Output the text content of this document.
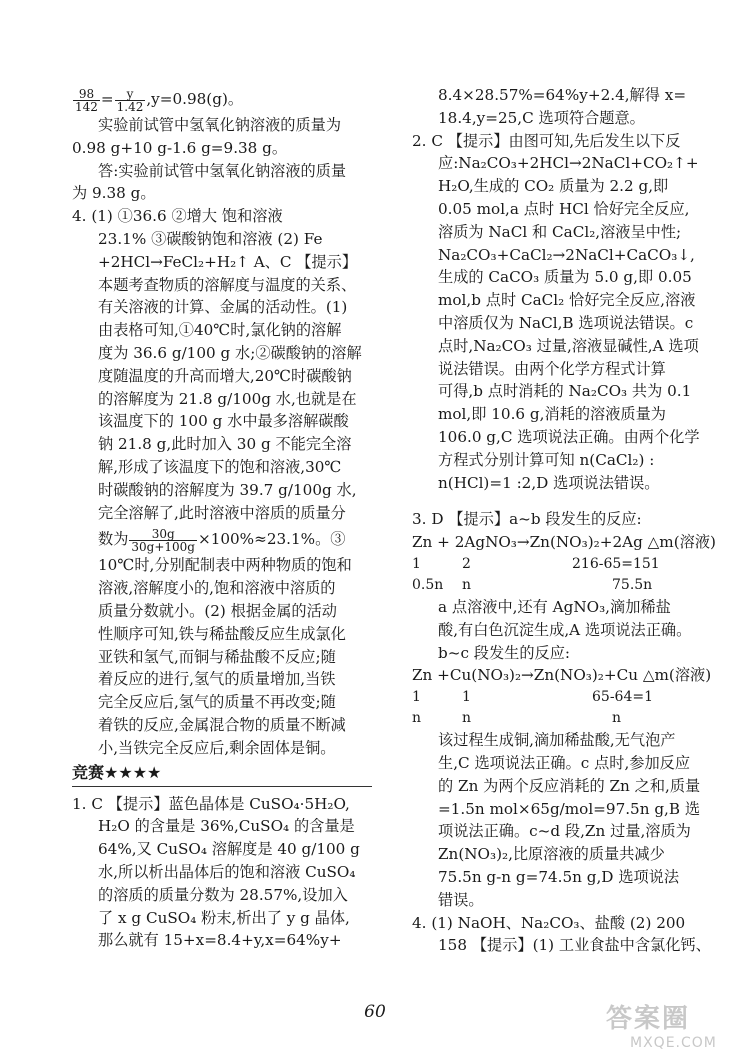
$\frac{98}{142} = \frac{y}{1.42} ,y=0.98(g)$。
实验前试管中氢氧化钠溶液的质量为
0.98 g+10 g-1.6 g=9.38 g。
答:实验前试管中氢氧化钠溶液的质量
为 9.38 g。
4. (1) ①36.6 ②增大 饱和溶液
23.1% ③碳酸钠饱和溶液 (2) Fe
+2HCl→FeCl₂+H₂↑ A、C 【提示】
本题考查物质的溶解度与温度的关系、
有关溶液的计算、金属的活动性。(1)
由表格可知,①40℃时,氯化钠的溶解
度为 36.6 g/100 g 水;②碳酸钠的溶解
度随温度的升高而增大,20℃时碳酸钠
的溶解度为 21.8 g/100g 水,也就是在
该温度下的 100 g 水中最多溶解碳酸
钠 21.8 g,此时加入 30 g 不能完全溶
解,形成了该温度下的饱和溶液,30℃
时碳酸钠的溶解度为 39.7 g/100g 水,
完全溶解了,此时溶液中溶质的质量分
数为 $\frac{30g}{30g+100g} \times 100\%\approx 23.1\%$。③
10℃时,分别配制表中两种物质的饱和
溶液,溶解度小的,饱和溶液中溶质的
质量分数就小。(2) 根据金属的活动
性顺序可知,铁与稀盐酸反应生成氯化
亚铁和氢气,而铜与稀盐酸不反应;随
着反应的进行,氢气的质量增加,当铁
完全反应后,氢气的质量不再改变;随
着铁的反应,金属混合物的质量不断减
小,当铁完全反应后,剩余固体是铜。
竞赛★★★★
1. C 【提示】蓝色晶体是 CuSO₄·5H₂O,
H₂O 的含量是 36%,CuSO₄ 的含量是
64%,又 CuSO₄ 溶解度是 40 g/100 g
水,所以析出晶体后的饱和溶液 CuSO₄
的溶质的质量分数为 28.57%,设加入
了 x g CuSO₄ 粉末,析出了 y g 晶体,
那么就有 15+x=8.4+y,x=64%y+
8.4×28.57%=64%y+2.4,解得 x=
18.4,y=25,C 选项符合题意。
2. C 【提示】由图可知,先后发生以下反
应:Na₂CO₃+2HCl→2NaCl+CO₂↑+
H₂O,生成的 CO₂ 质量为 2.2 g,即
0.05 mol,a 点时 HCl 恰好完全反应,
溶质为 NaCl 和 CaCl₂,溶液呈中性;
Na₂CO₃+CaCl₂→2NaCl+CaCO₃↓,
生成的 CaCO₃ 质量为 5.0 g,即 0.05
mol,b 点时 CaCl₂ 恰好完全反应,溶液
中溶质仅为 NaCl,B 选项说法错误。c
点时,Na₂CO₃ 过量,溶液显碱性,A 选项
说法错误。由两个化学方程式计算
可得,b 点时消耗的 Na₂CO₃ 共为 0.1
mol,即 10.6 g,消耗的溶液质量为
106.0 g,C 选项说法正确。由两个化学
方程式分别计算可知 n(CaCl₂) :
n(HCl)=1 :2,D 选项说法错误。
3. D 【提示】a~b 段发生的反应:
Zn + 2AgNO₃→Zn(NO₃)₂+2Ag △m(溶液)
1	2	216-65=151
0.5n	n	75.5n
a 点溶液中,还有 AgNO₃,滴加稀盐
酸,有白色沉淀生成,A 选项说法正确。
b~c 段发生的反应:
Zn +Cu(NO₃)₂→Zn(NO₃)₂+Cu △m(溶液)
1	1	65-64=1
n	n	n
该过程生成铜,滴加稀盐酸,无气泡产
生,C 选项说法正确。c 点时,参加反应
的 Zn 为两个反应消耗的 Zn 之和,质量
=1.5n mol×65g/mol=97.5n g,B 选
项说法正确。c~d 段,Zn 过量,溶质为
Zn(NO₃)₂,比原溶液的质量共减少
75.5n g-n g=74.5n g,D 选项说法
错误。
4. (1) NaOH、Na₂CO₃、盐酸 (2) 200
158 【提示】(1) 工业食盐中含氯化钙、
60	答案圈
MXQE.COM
────
* [Directions]:
Keep the pictures out of the copy and write out the data exactly as it stands.

* [The reply]:
Output the text content of this document.
$\frac{98}{142} = \frac{y}{1.42} ,y=0.98(g)$。
实验前试管中氢氧化钠溶液的质量为
0.98 g+10 g-1.6 g=9.38 g。
答:实验前试管中氢氧化钠溶液的质量
为 9.38 g。
4. (1) ①36.6 ②增大 饱和溶液
23.1% ③碳酸钠饱和溶液 (2) Fe
+2HCl→FeCl₂+H₂↑ A、C 【提示】
本题考查物质的溶解度与温度的关系、
有关溶液的计算、金属的活动性。(1)
由表格可知,①40℃时,氯化钠的溶解
度为 36.6 g/100 g 水;②碳酸钠的溶解
度随温度的升高而增大,20℃时碳酸钠
的溶解度为 21.8 g/100g 水,也就是在
该温度下的 100 g 水中最多溶解碳酸
钠 21.8 g,此时加入 30 g 不能完全溶
解,形成了该温度下的饱和溶液,30℃
时碳酸钠的溶解度为 39.7 g/100g 水,
完全溶解了,此时溶液中溶质的质量分
数为 $\frac{30g}{30g+100g} \times 100\%\approx 23.1\%$。③
10℃时,分别配制表中两种物质的饱和
溶液,溶解度小的,饱和溶液中溶质的
质量分数就小。(2) 根据金属的活动
性顺序可知,铁与稀盐酸反应生成氯化
亚铁和氢气,而铜与稀盐酸不反应;随
着反应的进行,氢气的质量增加,当铁
完全反应后,氢气的质量不再改变;随
着铁的反应,金属混合物的质量不断减
小,当铁完全反应后,剩余固体是铜。
竞赛★★★★
1. C 【提示】蓝色晶体是 CuSO₄·5H₂O,
H₂O 的含量是 36%,CuSO₄ 的含量是
64%,又 CuSO₄ 溶解度是 40 g/100 g
水,所以析出晶体后的饱和溶液 CuSO₄
的溶质的质量分数为 28.57%,设加入
了 x g CuSO₄ 粉末,析出了 y g 晶体,
那么就有 15+x=8.4+y,x=64%y+
8.4×28.57%=64%y+2.4,解得 x=
18.4,y=25,C 选项符合题意。
2. C 【提示】由图可知,先后发生以下反
应:Na₂CO₃+2HCl→2NaCl+CO₂↑+
H₂O,生成的 CO₂ 质量为 2.2 g,即
0.05 mol,a 点时 HCl 恰好完全反应,
溶质为 NaCl 和 CaCl₂,溶液呈中性;
Na₂CO₃+CaCl₂→2NaCl+CaCO₃↓,
生成的 CaCO₃ 质量为 5.0 g,即 0.05
mol,b 点时 CaCl₂ 恰好完全反应,溶液
中溶质仅为 NaCl,B 选项说法错误。c
点时,Na₂CO₃ 过量,溶液显碱性,A 选项
说法错误。由两个化学方程式计算
可得,b 点时消耗的 Na₂CO₃ 共为 0.1
mol,即 10.6 g,消耗的溶液质量为
106.0 g,C 选项说法正确。由两个化学
方程式分别计算可知 n(CaCl₂) :
n(HCl)=1 :2,D 选项说法错误。
3. D 【提示】a~b 段发生的反应:
Zn + 2AgNO₃→Zn(NO₃)₂+2Ag △m(溶液)
1	2	216-65=151
0.5n	n	75.5n
a 点溶液中,还有 AgNO₃,滴加稀盐
酸,有白色沉淀生成,A 选项说法正确。
b~c 段发生的反应:
Zn +Cu(NO₃)₂→Zn(NO₃)₂+Cu △m(溶液)
1	1	65-64=1
n	n	n
该过程生成铜,滴加稀盐酸,无气泡产
生,C 选项说法正确。c 点时,参加反应
的 Zn 为两个反应消耗的 Zn 之和,质量
=1.5n mol×65g/mol=97.5n g,B 选
项说法正确。c~d 段,Zn 过量,溶质为
Zn(NO₃)₂,比原溶液的质量共减少
75.5n g-n g=74.5n g,D 选项说法
错误。
4. (1) NaOH、Na₂CO₃、盐酸 (2) 200
158 【提示】(1) 工业食盐中含氯化钙、
60	答案圈
MXQE.COM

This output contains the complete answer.